— START —
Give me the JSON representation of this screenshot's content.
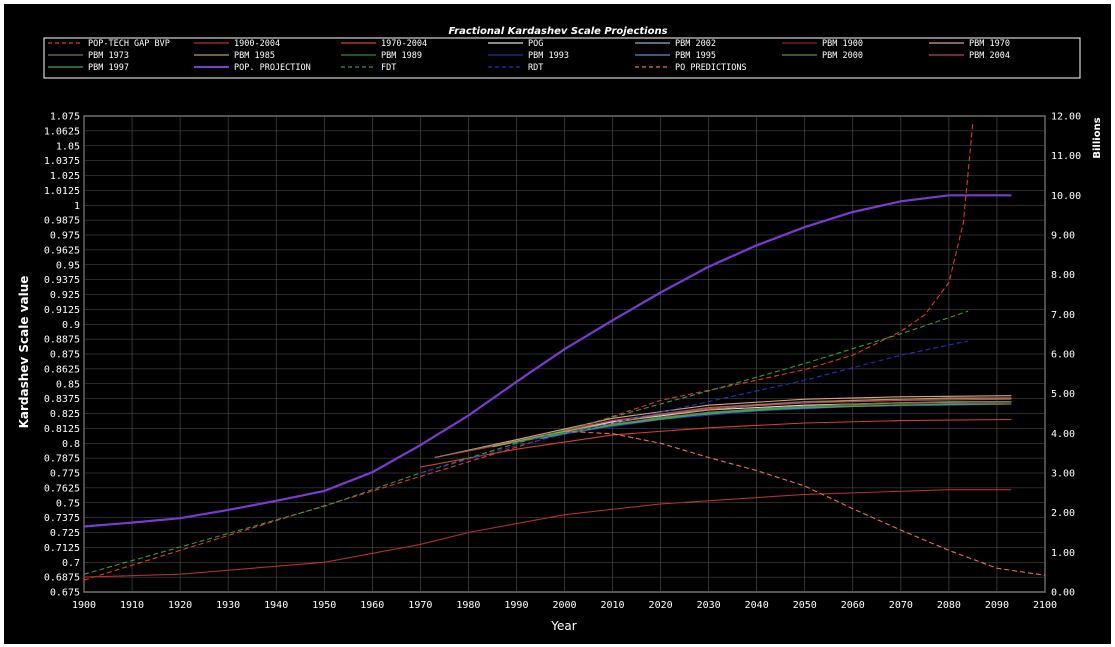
{
  "chart_data": {
    "type": "line",
    "title": "Fractional Kardashev Scale Projections",
    "xlabel": "Year",
    "ylabel": "Kardashev Scale value",
    "y2label": "Billions",
    "xlim": [
      1900,
      2100
    ],
    "ylim": [
      0.675,
      1.075
    ],
    "y2lim": [
      0,
      12
    ],
    "grid": true,
    "legend_position": "top",
    "x_ticks": [
      "1900",
      "1910",
      "1920",
      "1930",
      "1940",
      "1950",
      "1960",
      "1970",
      "1980",
      "1990",
      "2000",
      "2010",
      "2020",
      "2030",
      "2040",
      "2050",
      "2060",
      "2070",
      "2080",
      "2090",
      "2100"
    ],
    "y_ticks": [
      "0.675",
      "0.6875",
      "0.7",
      "0.7125",
      "0.725",
      "0.7375",
      "0.75",
      "0.7625",
      "0.775",
      "0.7875",
      "0.8",
      "0.8125",
      "0.825",
      "0.8375",
      "0.85",
      "0.8625",
      "0.875",
      "0.8875",
      "0.9",
      "0.9125",
      "0.925",
      "0.9375",
      "0.95",
      "0.9625",
      "0.975",
      "0.9875",
      "1",
      "1.0125",
      "1.025",
      "1.0375",
      "1.05",
      "1.0625",
      "1.075"
    ],
    "y2_ticks": [
      "0.00",
      "1.00",
      "2.00",
      "3.00",
      "4.00",
      "5.00",
      "6.00",
      "7.00",
      "8.00",
      "9.00",
      "10.00",
      "11.00",
      "12.00"
    ],
    "series": [
      {
        "name": "POP-TECH GAP BVP",
        "color": "#e03a2a",
        "dash": true,
        "axis": "left",
        "x": [
          1900,
          1950,
          2000,
          2020,
          2040,
          2050,
          2060,
          2070,
          2075,
          2080,
          2083,
          2085
        ],
        "y": [
          0.685,
          0.7475,
          0.809,
          0.836,
          0.853,
          0.862,
          0.874,
          0.894,
          0.908,
          0.935,
          0.985,
          1.07
        ]
      },
      {
        "name": "1900-2004",
        "color": "#b03030",
        "dash": false,
        "axis": "left",
        "x": [
          1900,
          1920,
          1950,
          1970,
          1980,
          2000,
          2020,
          2050,
          2080,
          2093
        ],
        "y": [
          0.6875,
          0.69,
          0.7,
          0.715,
          0.725,
          0.74,
          0.749,
          0.757,
          0.761,
          0.761
        ]
      },
      {
        "name": "1970-2004",
        "color": "#d04030",
        "dash": false,
        "axis": "left",
        "x": [
          1970,
          1990,
          2010,
          2030,
          2050,
          2070,
          2093
        ],
        "y": [
          0.78,
          0.795,
          0.807,
          0.813,
          0.817,
          0.819,
          0.82
        ]
      },
      {
        "name": "POG",
        "color": "#dddddd",
        "dash": false,
        "axis": "left",
        "x": [
          1995,
          2010,
          2030,
          2050,
          2070,
          2093
        ],
        "y": [
          0.806,
          0.818,
          0.828,
          0.832,
          0.834,
          0.835
        ]
      },
      {
        "name": "PBM 2002",
        "color": "#8fb0c8",
        "dash": false,
        "axis": "left",
        "x": [
          1995,
          2010,
          2030,
          2050,
          2070,
          2093
        ],
        "y": [
          0.805,
          0.816,
          0.826,
          0.83,
          0.832,
          0.833
        ]
      },
      {
        "name": "PBM 1900",
        "color": "#8b2222",
        "dash": false,
        "axis": "left",
        "x": [
          1973,
          1990,
          2010,
          2030,
          2050,
          2070,
          2093
        ],
        "y": [
          0.788,
          0.801,
          0.816,
          0.826,
          0.831,
          0.833,
          0.834
        ]
      },
      {
        "name": "PBM 1970",
        "color": "#e0a080",
        "dash": false,
        "axis": "left",
        "x": [
          1973,
          1990,
          2010,
          2030,
          2050,
          2070,
          2093
        ],
        "y": [
          0.788,
          0.803,
          0.821,
          0.832,
          0.837,
          0.839,
          0.84
        ]
      },
      {
        "name": "PBM 1973",
        "color": "#7a7a50",
        "dash": false,
        "axis": "left",
        "x": [
          1973,
          1990,
          2010,
          2030,
          2050,
          2070,
          2093
        ],
        "y": [
          0.788,
          0.802,
          0.819,
          0.83,
          0.835,
          0.837,
          0.838
        ]
      },
      {
        "name": "PBM 1985",
        "color": "#b0a060",
        "dash": false,
        "axis": "left",
        "x": [
          1985,
          2000,
          2020,
          2040,
          2060,
          2080,
          2093
        ],
        "y": [
          0.797,
          0.81,
          0.824,
          0.832,
          0.836,
          0.838,
          0.838
        ]
      },
      {
        "name": "PBM 1989",
        "color": "#2a8a4a",
        "dash": false,
        "axis": "left",
        "x": [
          1989,
          2000,
          2020,
          2040,
          2060,
          2080,
          2093
        ],
        "y": [
          0.8,
          0.809,
          0.822,
          0.829,
          0.833,
          0.835,
          0.835
        ]
      },
      {
        "name": "PBM 1993",
        "color": "#2030a0",
        "dash": false,
        "axis": "left",
        "x": [
          1993,
          2005,
          2020,
          2040,
          2060,
          2080,
          2093
        ],
        "y": [
          0.803,
          0.811,
          0.82,
          0.827,
          0.831,
          0.832,
          0.833
        ]
      },
      {
        "name": "PBM 1995",
        "color": "#6090c0",
        "dash": false,
        "axis": "left",
        "x": [
          1995,
          2005,
          2020,
          2040,
          2060,
          2080,
          2093
        ],
        "y": [
          0.804,
          0.812,
          0.821,
          0.828,
          0.831,
          0.833,
          0.833
        ]
      },
      {
        "name": "PBM 2000",
        "color": "#6a8a40",
        "dash": false,
        "axis": "left",
        "x": [
          2000,
          2010,
          2030,
          2050,
          2070,
          2093
        ],
        "y": [
          0.808,
          0.816,
          0.826,
          0.831,
          0.834,
          0.835
        ]
      },
      {
        "name": "PBM 2004",
        "color": "#c04060",
        "dash": false,
        "axis": "left",
        "x": [
          2000,
          2010,
          2030,
          2050,
          2070,
          2093
        ],
        "y": [
          0.811,
          0.819,
          0.829,
          0.834,
          0.836,
          0.837
        ]
      },
      {
        "name": "PBM 1997",
        "color": "#40a060",
        "dash": false,
        "axis": "left",
        "x": [
          1997,
          2010,
          2030,
          2050,
          2070,
          2093
        ],
        "y": [
          0.806,
          0.815,
          0.825,
          0.83,
          0.832,
          0.833
        ]
      },
      {
        "name": "POP. PROJECTION",
        "color": "#7a3cd0",
        "dash": false,
        "axis": "right",
        "width": 2.2,
        "x": [
          1900,
          1910,
          1920,
          1930,
          1940,
          1950,
          1960,
          1970,
          1980,
          1990,
          2000,
          2010,
          2020,
          2030,
          2040,
          2050,
          2060,
          2070,
          2080,
          2090,
          2093
        ],
        "y": [
          1.65,
          1.75,
          1.86,
          2.07,
          2.3,
          2.55,
          3.02,
          3.7,
          4.45,
          5.3,
          6.12,
          6.85,
          7.55,
          8.2,
          8.74,
          9.2,
          9.58,
          9.85,
          10.0,
          10.0,
          10.0
        ]
      },
      {
        "name": "FDT",
        "color": "#3a9a3a",
        "dash": true,
        "axis": "left",
        "x": [
          1900,
          1950,
          1970,
          1990,
          2010,
          2030,
          2050,
          2070,
          2084
        ],
        "y": [
          0.69,
          0.747,
          0.775,
          0.8,
          0.822,
          0.844,
          0.867,
          0.892,
          0.911
        ]
      },
      {
        "name": "RDT",
        "color": "#2030c0",
        "dash": true,
        "axis": "left",
        "x": [
          1970,
          1990,
          2010,
          2030,
          2050,
          2070,
          2084
        ],
        "y": [
          0.775,
          0.798,
          0.817,
          0.835,
          0.853,
          0.874,
          0.886
        ]
      },
      {
        "name": "PO PREDICTIONS",
        "color": "#e8705a",
        "dash": true,
        "axis": "left",
        "x": [
          2000,
          2010,
          2020,
          2030,
          2040,
          2050,
          2060,
          2070,
          2080,
          2090,
          2100
        ],
        "y": [
          0.81,
          0.808,
          0.8,
          0.788,
          0.777,
          0.764,
          0.745,
          0.727,
          0.71,
          0.695,
          0.689
        ]
      }
    ]
  }
}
— END —
EXERCISE OBJECTIVE = Locate the lines above that hold the word "Scale". Show every one of them.

RESULT =
    "title": "Fractional Kardashev Scale Projections",
    "ylabel": "Kardashev Scale value",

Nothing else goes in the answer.